**PROBLEM TO SOLVE**
Search the data below for the string "value". Extract every line that contains it.

**INFORMATION PROVIDED**
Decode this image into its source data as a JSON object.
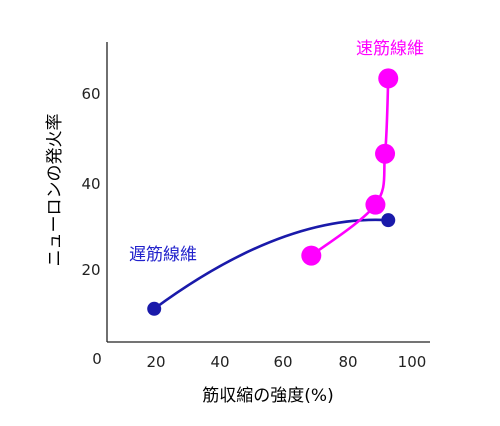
{
  "chart_data": {
    "type": "line",
    "title": "",
    "xlabel": "筋収縮の強度(%)",
    "ylabel": "ニューロンの発火率",
    "xlim": [
      0,
      100
    ],
    "ylim": [
      0,
      70
    ],
    "x_ticks": [
      "0",
      "20",
      "40",
      "60",
      "80",
      "100"
    ],
    "y_ticks": [
      "20",
      "40",
      "60"
    ],
    "grid": false,
    "legend": "none",
    "series": [
      {
        "name": "遅筋線維",
        "color": "#1a1aaa",
        "label_color": "#2222cc",
        "points": [
          {
            "x": 18,
            "y": 11
          },
          {
            "x": 91,
            "y": 31
          }
        ]
      },
      {
        "name": "速筋線維",
        "color": "#ff00ff",
        "label_color": "#ff00ff",
        "points": [
          {
            "x": 67,
            "y": 23
          },
          {
            "x": 87,
            "y": 34.5
          },
          {
            "x": 90,
            "y": 46
          },
          {
            "x": 91,
            "y": 63
          }
        ]
      }
    ]
  }
}
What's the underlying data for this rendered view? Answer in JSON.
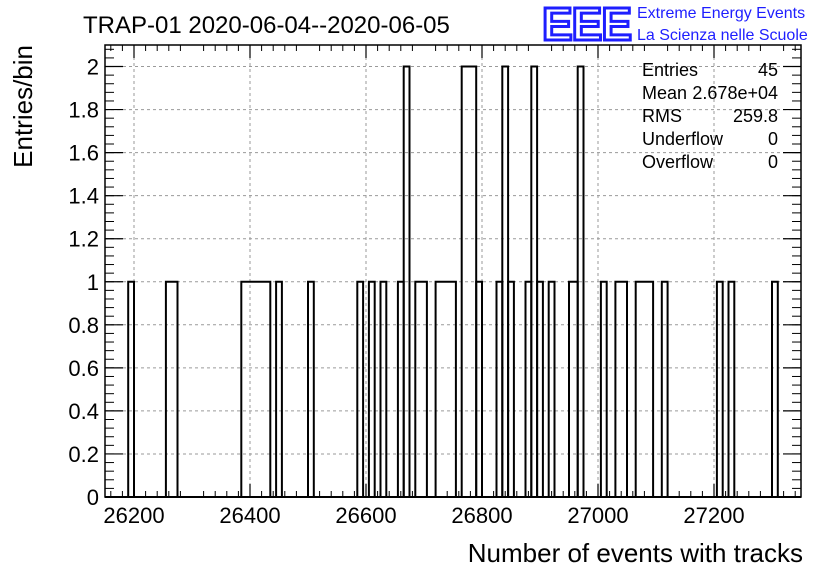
{
  "chart_data": {
    "type": "histogram",
    "title": "TRAP-01 2020-06-04--2020-06-05",
    "xlabel": "Number of events with tracks",
    "ylabel": "Entries/bin",
    "xlim": [
      26150,
      27350
    ],
    "ylim": [
      0,
      2.1
    ],
    "bin_width": 10,
    "x_ticks": [
      26200,
      26400,
      26600,
      26800,
      27000,
      27200
    ],
    "x_tick_labels": [
      "26200",
      "26400",
      "26600",
      "26800",
      "27000",
      "27200"
    ],
    "y_ticks": [
      0,
      0.2,
      0.4,
      0.6,
      0.8,
      1,
      1.2,
      1.4,
      1.6,
      1.8,
      2
    ],
    "y_tick_labels": [
      "0",
      "0.2",
      "0.4",
      "0.6",
      "0.8",
      "1",
      "1.2",
      "1.4",
      "1.6",
      "1.8",
      "2"
    ],
    "grid": true,
    "bins": [
      {
        "low": 26190,
        "high": 26200,
        "count": 1
      },
      {
        "low": 26255,
        "high": 26275,
        "count": 1
      },
      {
        "low": 26385,
        "high": 26435,
        "count": 1
      },
      {
        "low": 26445,
        "high": 26455,
        "count": 1
      },
      {
        "low": 26500,
        "high": 26510,
        "count": 1
      },
      {
        "low": 26585,
        "high": 26595,
        "count": 1
      },
      {
        "low": 26605,
        "high": 26615,
        "count": 1
      },
      {
        "low": 26625,
        "high": 26635,
        "count": 1
      },
      {
        "low": 26655,
        "high": 26665,
        "count": 1
      },
      {
        "low": 26665,
        "high": 26675,
        "count": 2
      },
      {
        "low": 26685,
        "high": 26705,
        "count": 1
      },
      {
        "low": 26720,
        "high": 26755,
        "count": 1
      },
      {
        "low": 26765,
        "high": 26790,
        "count": 2
      },
      {
        "low": 26790,
        "high": 26800,
        "count": 1
      },
      {
        "low": 26825,
        "high": 26835,
        "count": 1
      },
      {
        "low": 26835,
        "high": 26845,
        "count": 2
      },
      {
        "low": 26845,
        "high": 26855,
        "count": 1
      },
      {
        "low": 26875,
        "high": 26885,
        "count": 1
      },
      {
        "low": 26885,
        "high": 26895,
        "count": 2
      },
      {
        "low": 26895,
        "high": 26905,
        "count": 1
      },
      {
        "low": 26915,
        "high": 26925,
        "count": 1
      },
      {
        "low": 26950,
        "high": 26965,
        "count": 1
      },
      {
        "low": 26965,
        "high": 26975,
        "count": 2
      },
      {
        "low": 27005,
        "high": 27015,
        "count": 1
      },
      {
        "low": 27030,
        "high": 27050,
        "count": 1
      },
      {
        "low": 27065,
        "high": 27095,
        "count": 1
      },
      {
        "low": 27110,
        "high": 27120,
        "count": 1
      },
      {
        "low": 27205,
        "high": 27215,
        "count": 1
      },
      {
        "low": 27225,
        "high": 27235,
        "count": 1
      },
      {
        "low": 27300,
        "high": 27310,
        "count": 1
      }
    ],
    "stats": [
      {
        "label": "Entries",
        "value": "45"
      },
      {
        "label": "Mean",
        "value": "2.678e+04"
      },
      {
        "label": "RMS",
        "value": "259.8"
      },
      {
        "label": "Underflow",
        "value": "0"
      },
      {
        "label": "Overflow",
        "value": "0"
      }
    ]
  },
  "logo": {
    "mark": "EEE",
    "line1": "Extreme Energy Events",
    "line2": "La Scienza nelle Scuole",
    "color": "#1e1eff"
  }
}
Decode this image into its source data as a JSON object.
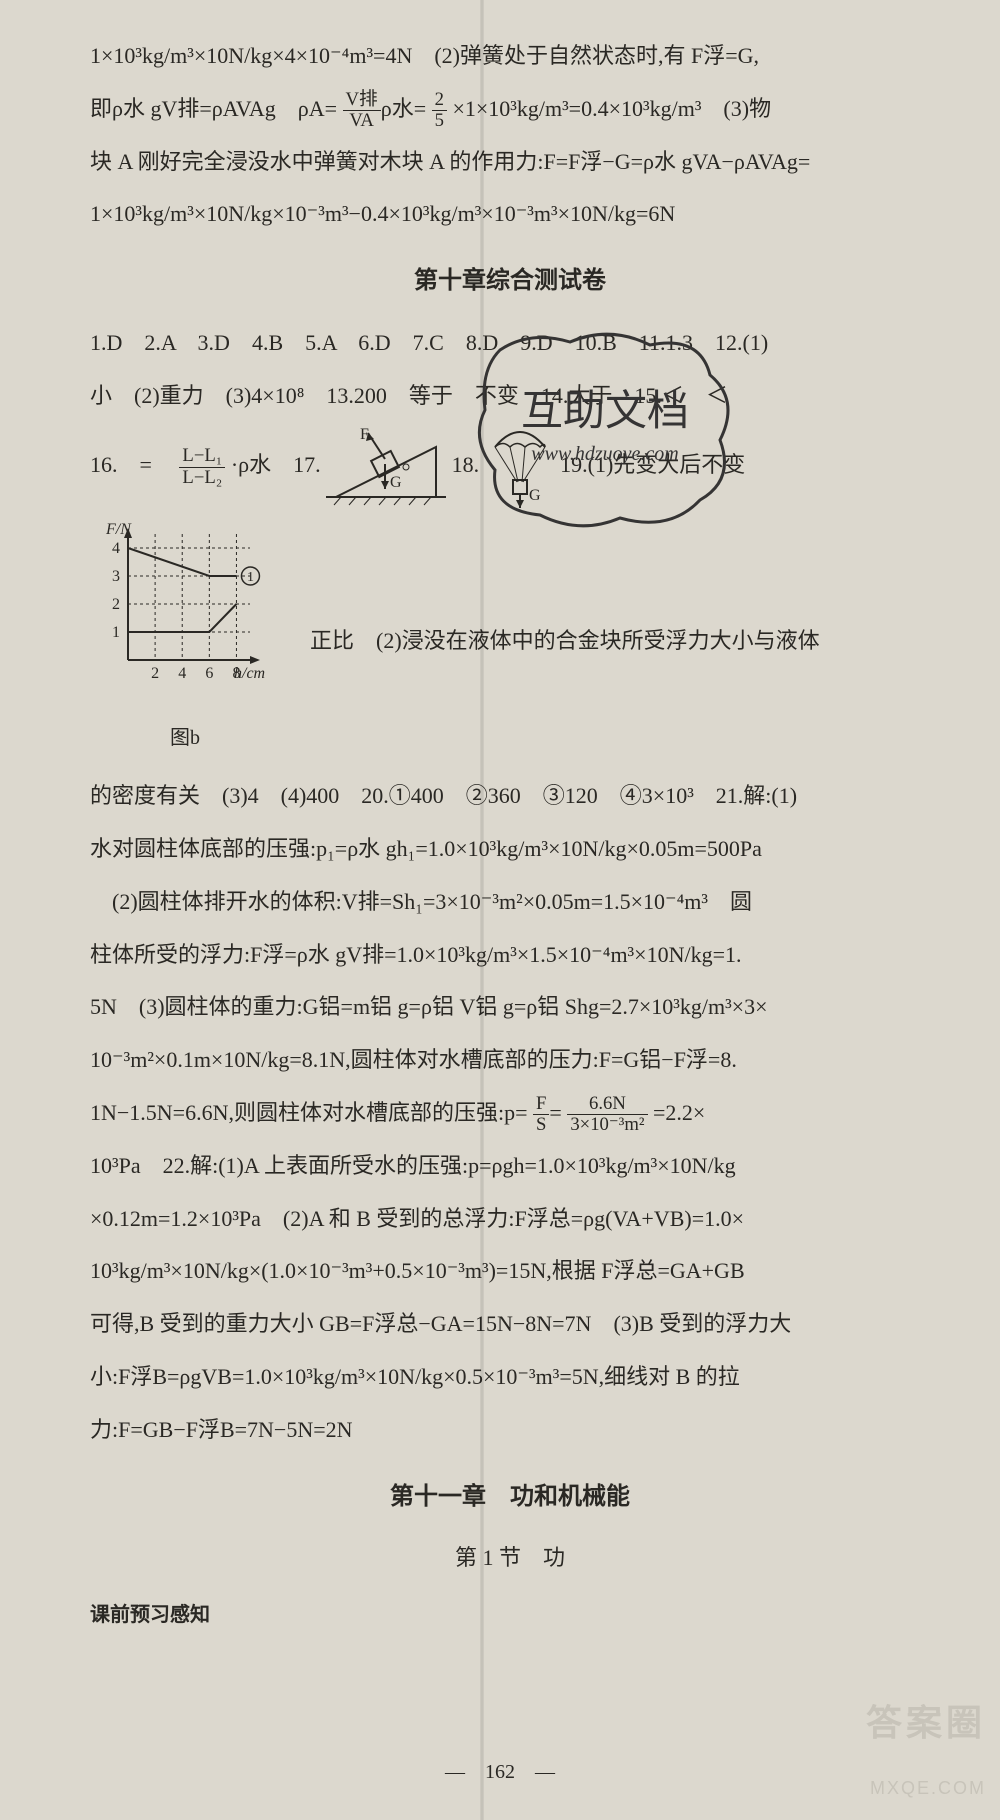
{
  "lines": {
    "l1": "1×10³kg/m³×10N/kg×4×10⁻⁴m³=4N　(2)弹簧处于自然状态时,有 F浮=G,",
    "l2a": "即ρ水 gV排=ρAVAg　ρA=",
    "l2b": "×1×10³kg/m³=0.4×10³kg/m³　(3)物",
    "l3": "块 A 刚好完全浸没水中弹簧对木块 A 的作用力:F=F浮−G=ρ水 gVA−ρAVAg=",
    "l4": "1×10³kg/m³×10N/kg×10⁻³m³−0.4×10³kg/m³×10⁻³m³×10N/kg=6N",
    "title1": "第十章综合测试卷",
    "l5": "1.D　2.A　3.D　4.B　5.A　6.D　7.C　8.D　9.D　10.B　11.1.3　12.(1)",
    "l6": "小　(2)重力　(3)4×10⁸　13.200　等于　不变　14.大于　15.＜　＜",
    "l7a": "16.　=　",
    "l7b": "·ρ水　17.",
    "l7c": "18.",
    "l7d": "19.(1)先变大后不变",
    "l8": "正比　(2)浸没在液体中的合金块所受浮力大小与液体",
    "l9": "的密度有关　(3)4　(4)400　20.①400　②360　③120　④3×10³　21.解:(1)",
    "l10": "水对圆柱体底部的压强:p₁=ρ水 gh₁=1.0×10³kg/m³×10N/kg×0.05m=500Pa",
    "l11": "　(2)圆柱体排开水的体积:V排=Sh₁=3×10⁻³m²×0.05m=1.5×10⁻⁴m³　圆",
    "l12": "柱体所受的浮力:F浮=ρ水 gV排=1.0×10³kg/m³×1.5×10⁻⁴m³×10N/kg=1.",
    "l13": "5N　(3)圆柱体的重力:G铝=m铝 g=ρ铝 V铝 g=ρ铝 Shg=2.7×10³kg/m³×3×",
    "l14": "10⁻³m²×0.1m×10N/kg=8.1N,圆柱体对水槽底部的压力:F=G铝−F浮=8.",
    "l15a": "1N−1.5N=6.6N,则圆柱体对水槽底部的压强:p=",
    "l15b": "=2.2×",
    "l16": "10³Pa　22.解:(1)A 上表面所受水的压强:p=ρgh=1.0×10³kg/m³×10N/kg",
    "l17": "×0.12m=1.2×10³Pa　(2)A 和 B 受到的总浮力:F浮总=ρg(VA+VB)=1.0×",
    "l18": "10³kg/m³×10N/kg×(1.0×10⁻³m³+0.5×10⁻³m³)=15N,根据 F浮总=GA+GB",
    "l19": "可得,B 受到的重力大小 GB=F浮总−GA=15N−8N=7N　(3)B 受到的浮力大",
    "l20": "小:F浮B=ρgVB=1.0×10³kg/m³×10N/kg×0.5×10⁻³m³=5N,细线对 B 的拉",
    "l21": "力:F=GB−F浮B=7N−5N=2N",
    "title2": "第十一章　功和机械能",
    "subtitle2": "第 1 节　功",
    "section": "课前预习感知",
    "pagenum": "—　162　—"
  },
  "fracs": {
    "f1": {
      "num": "V排",
      "den": "VA"
    },
    "f2": {
      "num": "2",
      "den": "5"
    },
    "f3": {
      "num": "L−L₁",
      "den": "L−L₂"
    },
    "f4": {
      "num": "F",
      "den": "S"
    },
    "f5": {
      "num": "6.6N",
      "den": "3×10⁻³m²"
    }
  },
  "graph_b": {
    "type": "line",
    "title": "F/N",
    "xlabel": "h/cm",
    "caption": "图b",
    "xlim": [
      0,
      9
    ],
    "ylim": [
      0,
      4.5
    ],
    "xticks": [
      2,
      4,
      6,
      8
    ],
    "yticks": [
      1,
      2,
      3,
      4
    ],
    "series": [
      {
        "label": "①",
        "points": [
          [
            0,
            4
          ],
          [
            6,
            3
          ],
          [
            8,
            3
          ]
        ],
        "color": "#2a2824",
        "width": 2
      },
      {
        "label": "",
        "points": [
          [
            0,
            1
          ],
          [
            6,
            1
          ],
          [
            8,
            2
          ]
        ],
        "color": "#2a2824",
        "width": 2
      }
    ],
    "grid_color": "#2a2824",
    "grid_dash": "3,3",
    "background": "#dcd8ce",
    "axis_color": "#2a2824",
    "fontsize": 16
  },
  "fig17": {
    "type": "diagram-incline",
    "labels": {
      "force": "F",
      "weight": "G"
    },
    "colors": {
      "stroke": "#2a2824",
      "hatch": "#2a2824"
    }
  },
  "fig18": {
    "type": "diagram-parachute",
    "labels": {
      "weight": "G"
    },
    "colors": {
      "stroke": "#2a2824"
    }
  },
  "stamp": {
    "text_main": "互助文档",
    "text_url": "www.hdzuoye.com",
    "stroke": "#353434",
    "font_main_size": 42,
    "font_url_size": 20
  },
  "watermark": {
    "l1": "答案圈",
    "l2": "MXQE.COM",
    "color": "#c8c4ba"
  }
}
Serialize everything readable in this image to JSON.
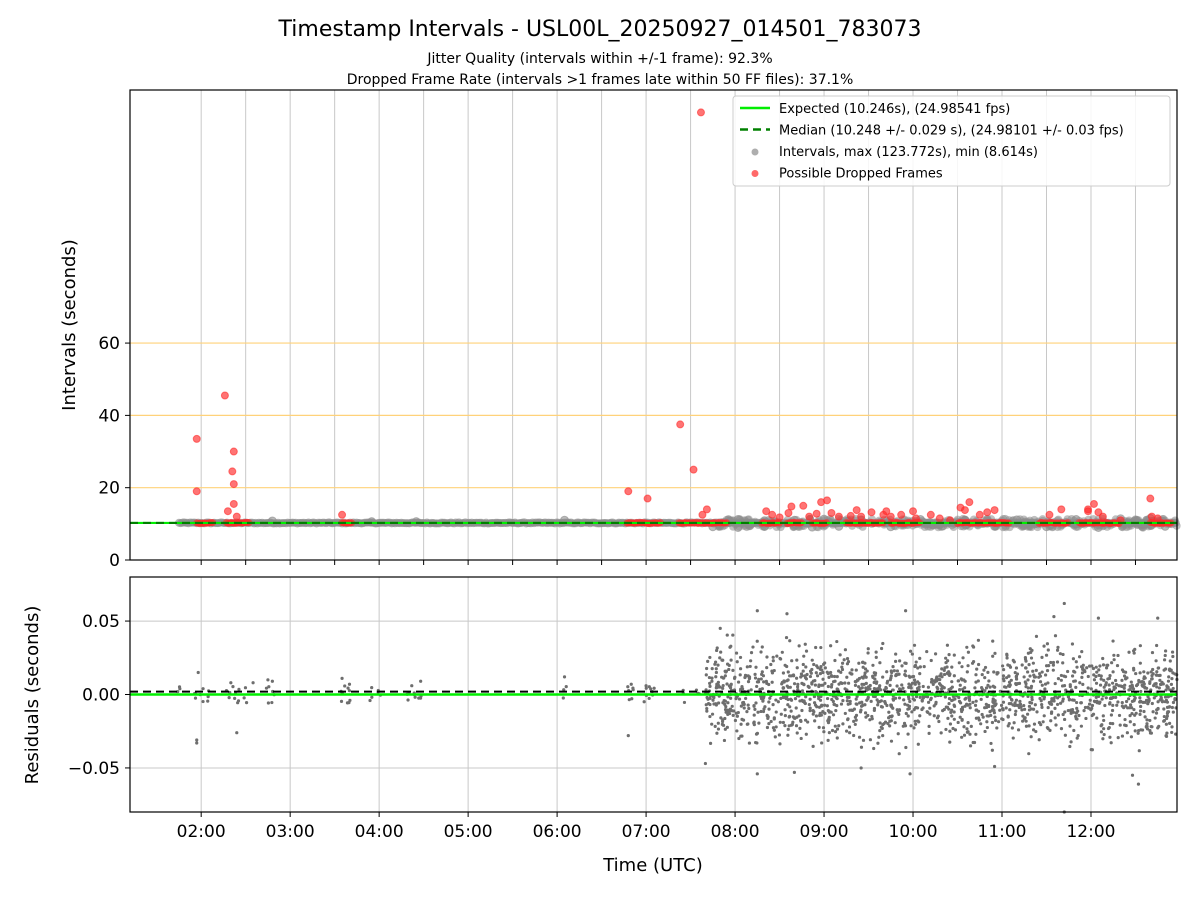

**RESULT FOR THIS TASK**
        "value": "45"
        "value": "2.678e+04"
        "value": "259.8"
        "value": "0"
        "value": "0"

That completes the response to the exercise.